Challenge
Find and return each line containing "Municipalidad".

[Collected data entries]
+-------+

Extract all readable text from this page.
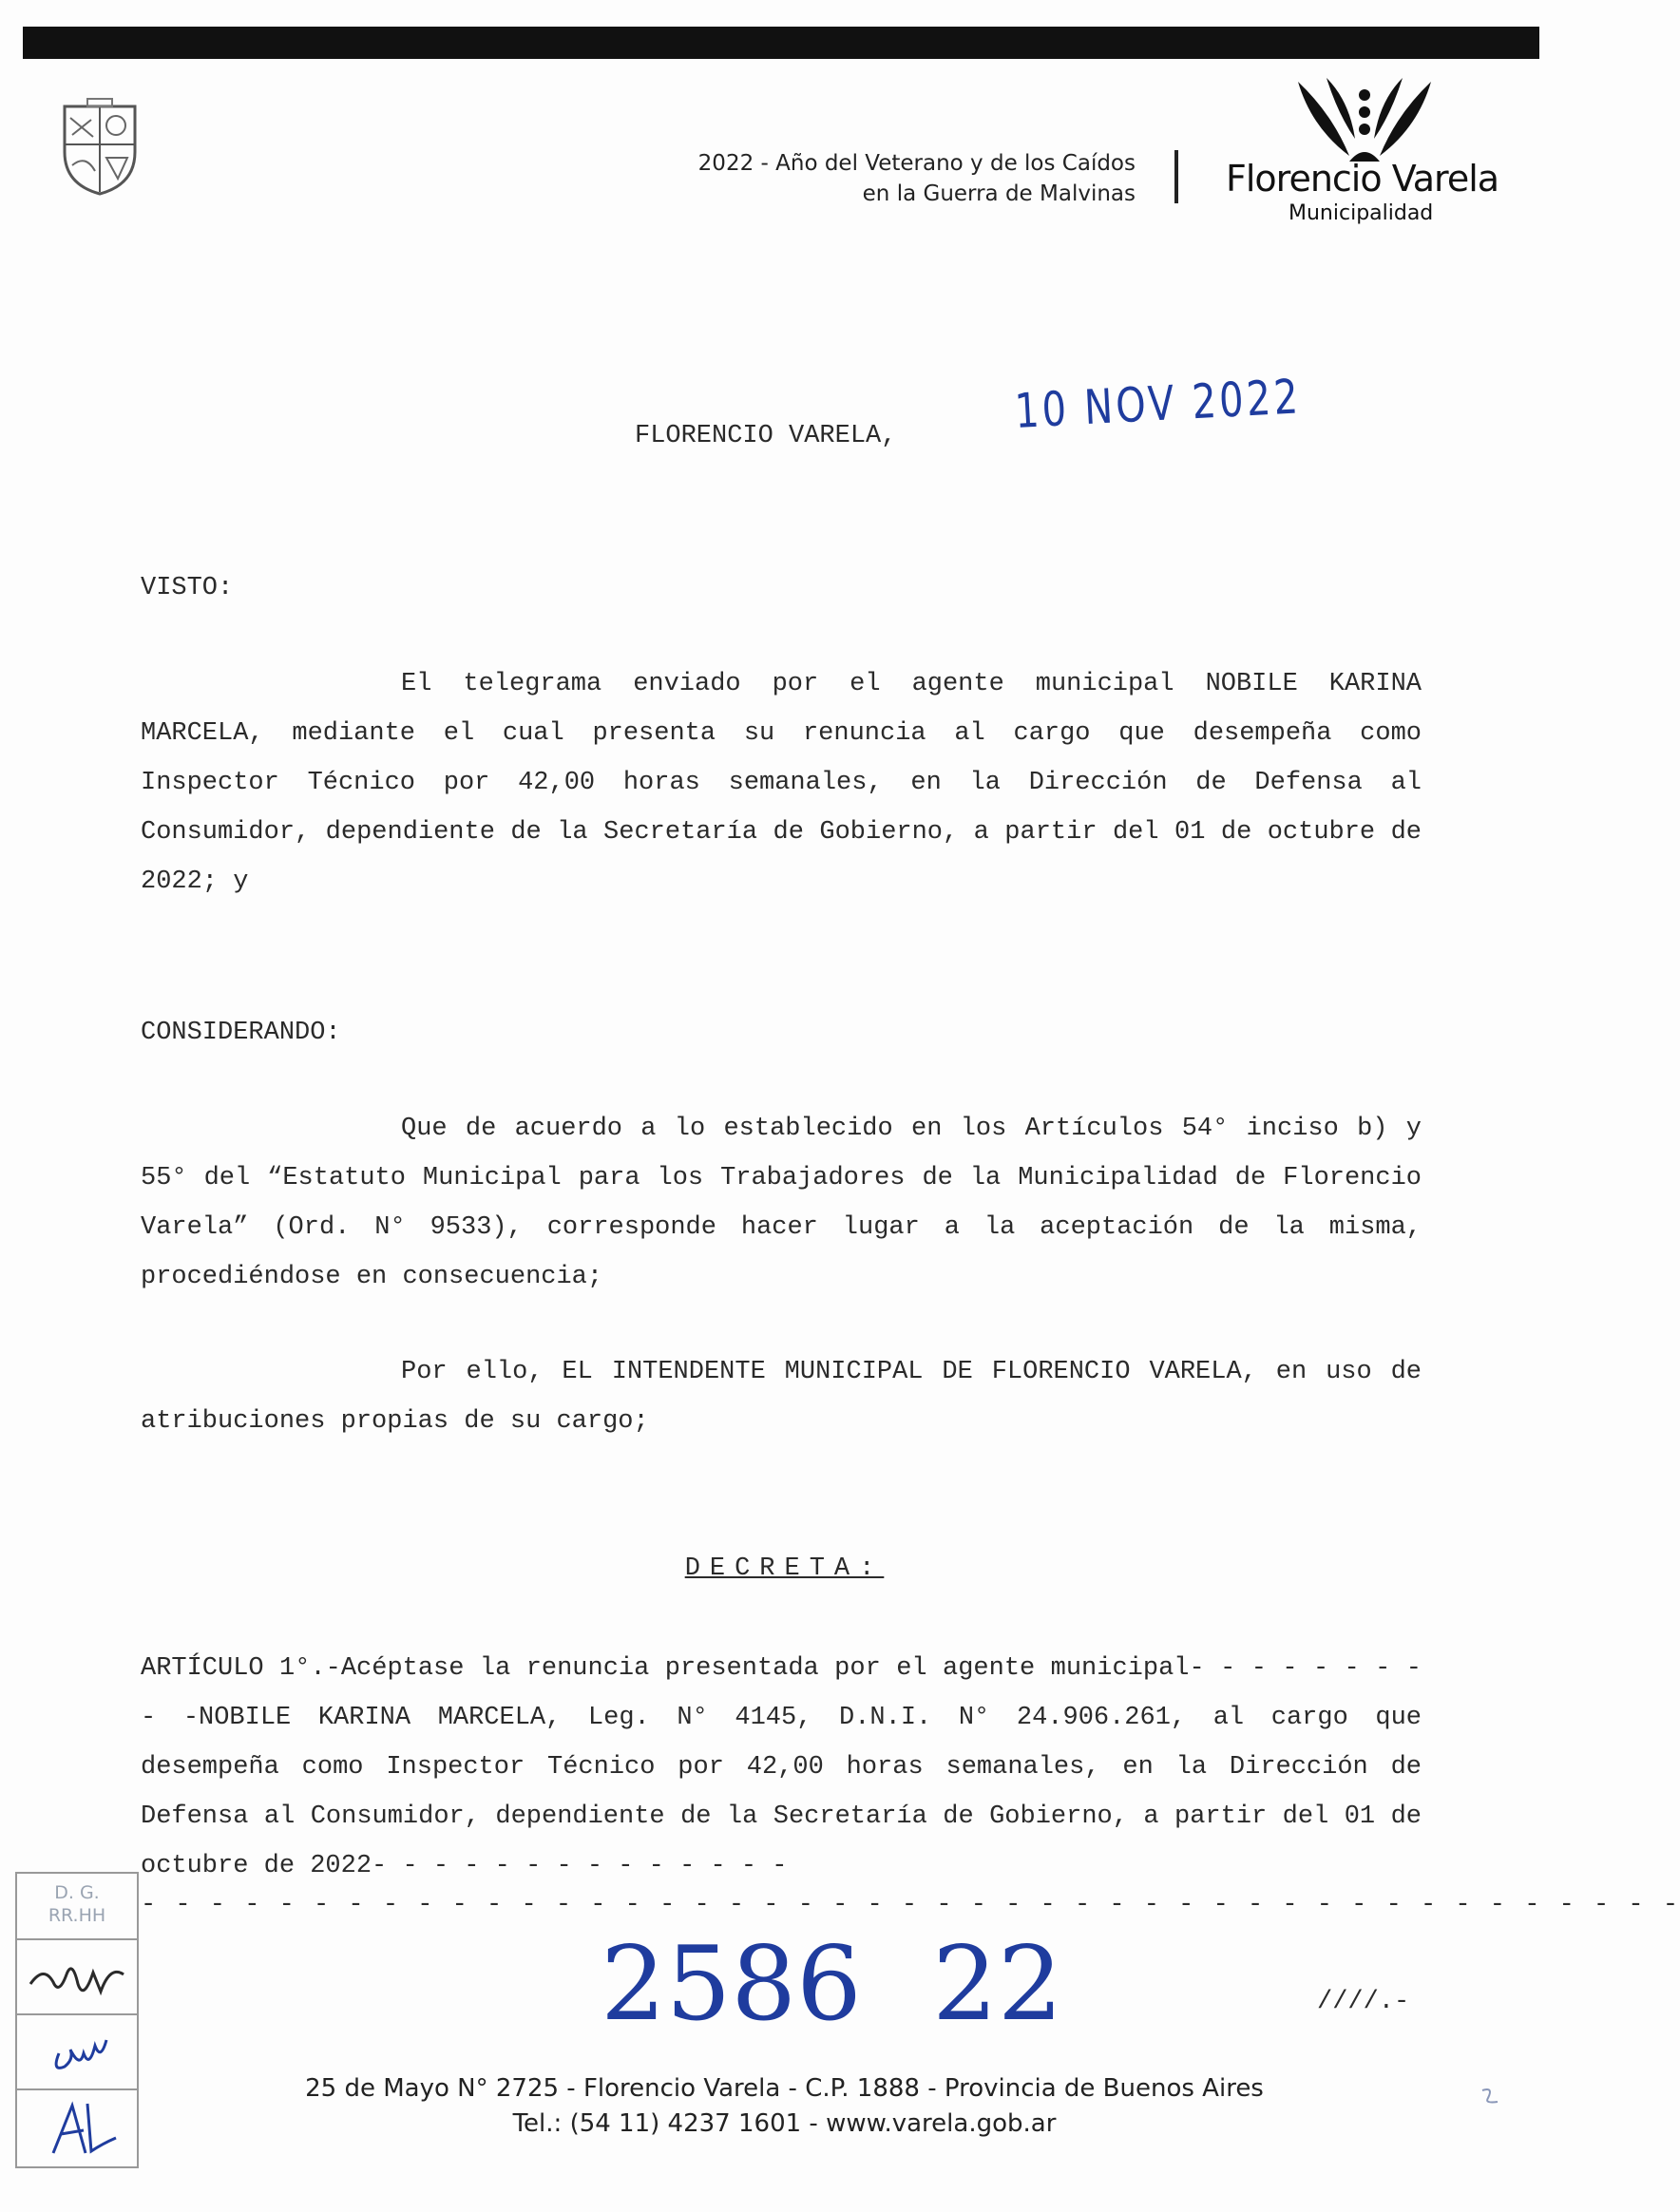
2022 - Año del Veterano y de los Caídos
en la Guerra de Malvinas	Florencio Varela
Municipalidad
FLORENCIO VARELA, 10 NOV 2022
VISTO:

El telegrama enviado por el agente municipal NOBILE KARINA MARCELA, mediante el cual presenta su renuncia al cargo que desempeña como Inspector Técnico por 42,00 horas semanales, en la Dirección de Defensa al Consumidor, dependiente de la Secretaría de Gobierno, a partir del 01 de octubre de 2022; y

CONSIDERANDO:

Que de acuerdo a lo establecido en los Artículos 54° inciso b) y 55° del “Estatuto Municipal para los Trabajadores de la Municipalidad de Florencio Varela” (Ord. N° 9533), corresponde hacer lugar a la aceptación de la misma, procediéndose en consecuencia;

Por ello, EL INTENDENTE MUNICIPAL DE FLORENCIO VARELA, en uso de atribuciones propias de su cargo;

DECRETA:

ARTÍCULO 1°.-Acéptase la renuncia presentada por el agente municipal- - - - - - - - - -NOBILE KARINA MARCELA, Leg. N° 4145, D.N.I. N° 24.906.261, al cargo que desempeña como Inspector Técnico por 42,00 horas semanales, en la Dirección de Defensa al Consumidor, dependiente de la Secretaría de Gobierno, a partir del 01 de octubre de 2022- - - - - - - - - - - - - -

- - - - - - - - - - - - - - - - - - - - - - - - - - - - - - - - - - - - - - - - - - - - -
2586 22	////.-
D. G.
RR.HH
25 de Mayo N° 2725 - Florencio Varela - C.P. 1888 - Provincia de Buenos Aires
Tel.: (54 11) 4237 1601 - www.varela.gob.ar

+-------+

Response
Municipalidad
Que de acuerdo a lo establecido en los Artículos 54° inciso b) y 55° del “Estatuto Municipal para los Trabajadores de la Municipalidad de Florencio Varela” (Ord. N° 9533), corresponde hacer lugar a la aceptación de la misma, procediéndose en consecuencia;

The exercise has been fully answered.